- _Source excerpt_
BEGIN
One thing I discovered today while tackling the closet and bookshelf was that whatever else happens to me in my life, I have already left a written record of my existence. I have newsprint pads from figure-drawing classes and several notebooks of drawings and fashion designs as testament to my artistic talents. I have yearbooks, keepsake notebooks, and boxes of letters bursting with evidence of friendships long gone and still current. I have diaries and journals that preserve my thoughts through the years. So unless this all goes up in flames, if a pastry-induced heart attack claims me at age 25 before I’ve ever written that stunning book I know I’ll someday write (ha), at least I’ve already left something behind. It’s a morbid thought, but it makes the historian in me really really happy and oddly relieved. I hadn’t realized the lack of documentation of my life bothered me so much until I discovered there wasn’t actually a lack of it. How strange.
Two other little insights I’ve gleaned from finding these “written records”:
(1) I was better at drawing figures before I got corrupted by my interest in fashion. My first pad of sketches shows a heavy hand and lack of control over my pencil, but the drawings are much truer to life than the later ones. The people I drew in a different sketchpad a few years later are all unnaturally elongated and thin, and they all seem to have huge, heavy-lashed eyes. They’re not as good artistically, even if my actual skill with the pencil had improved by then.
(2) Our middle school and high school yearbooks and notebooks are full of nonsense. Still trying to find ourselves as we were, searching for catchphrases and signatures that would show ourselves as we hoped to be (“<3 alwayz + 4ever” = popular?), we wrote a lot of really ridiculous crap. And yet, even amidst that, you can still see who your true friends were. It’s not that Jackie and I didn’t write really stupid messages to each other. There are notes between us that I’d pay money to keep hidden from public view. But there’s a thread of real affection and loyalty there, a hint of our history, that’s visible even in spite of the ditzy teenage babbling. And that’s reassuring to see.
END
- _Dataset section_
BEGIN
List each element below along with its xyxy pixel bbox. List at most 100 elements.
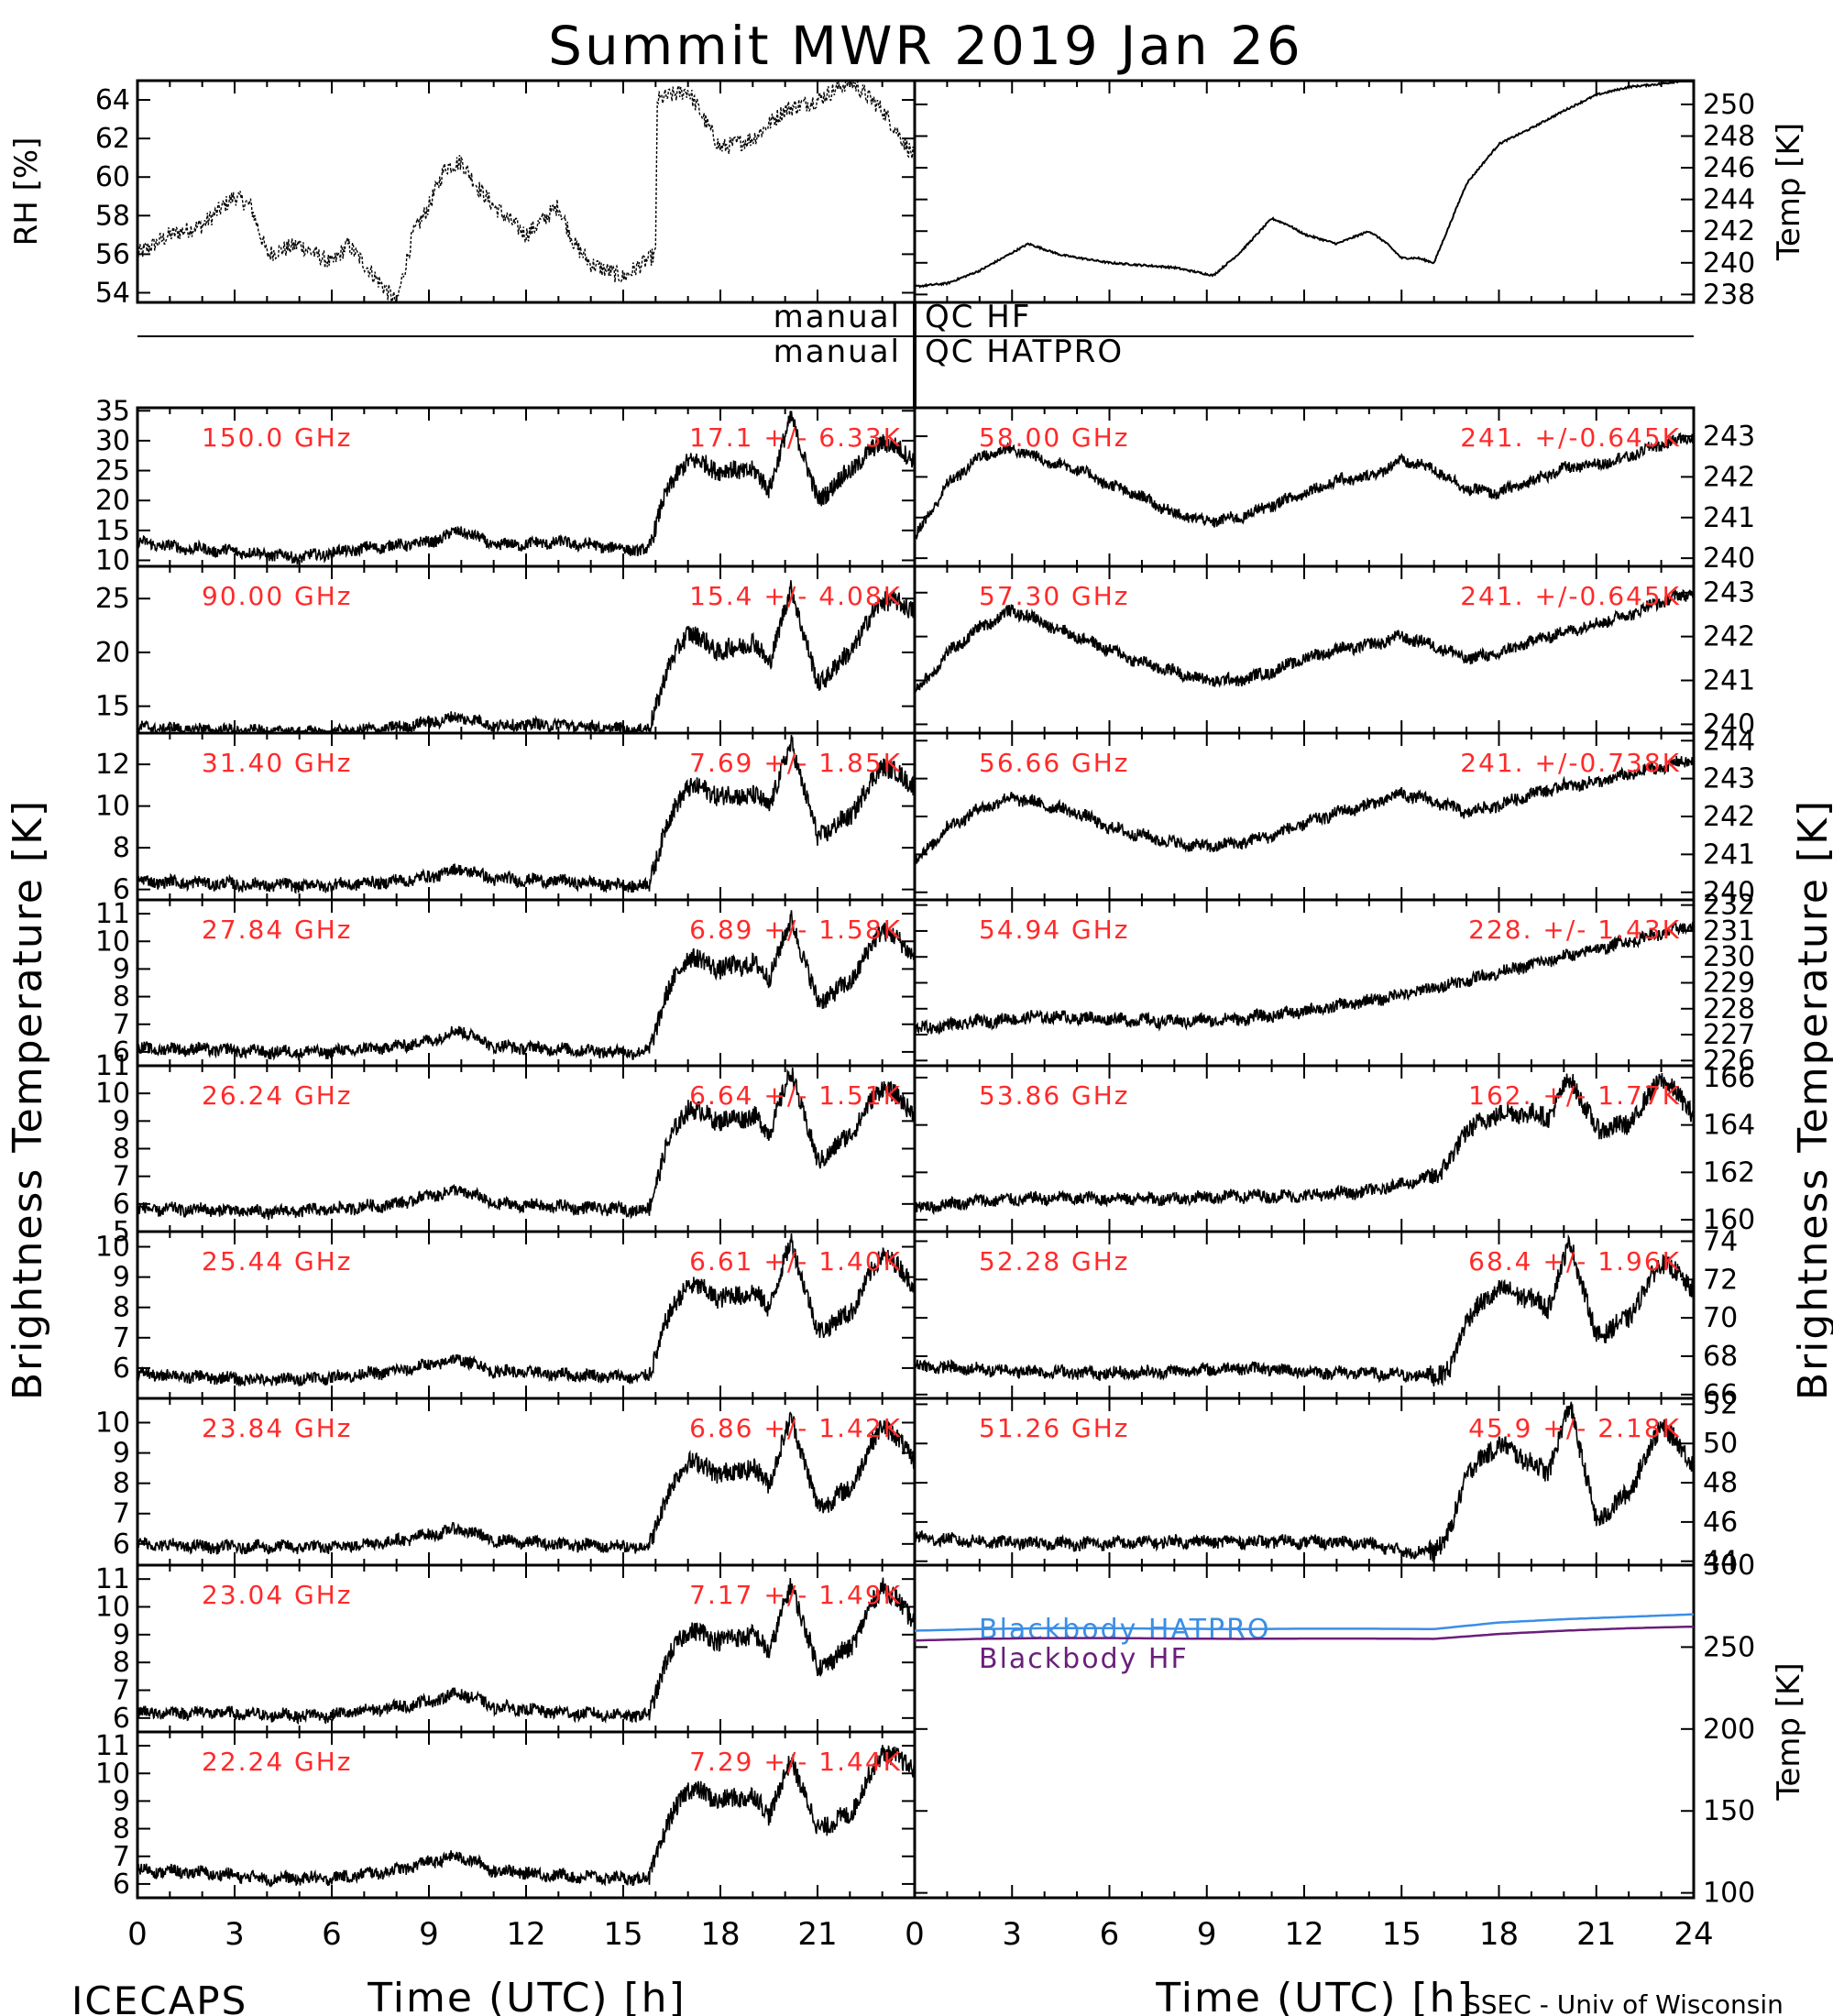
END
- _Tasks_
a. Answer these questions about the closet-cleaning essay, one per line:
(i) At what age does the essay picture a pastry-induced heart attack?
(ii) What kind of eyes do the people in the later sketchpad seem to have?
(iii) Which friend is named as someone the writer exchanged messages with?
b. From the closet-cleaning essay, print the part that opens with the words containing "Two other little" and closes with "improved by then.".

- _Complete answers_
a.
(i) 25
(ii) Huge, heavy-lashed eyes
(iii) Jackie

b.
Two other little insights I’ve gleaned from finding these “written records”:
(1) I was better at drawing figures before I got corrupted by my interest in fashion. My first pad of sketches shows a heavy hand and lack of control over my pencil, but the drawings are much truer to life than the later ones. The people I drew in a different sketchpad a few years later are all unnaturally elongated and thin, and they all seem to have huge, heavy-lashed eyes. They’re not as good artistically, even if my actual skill with the pencil had improved by then.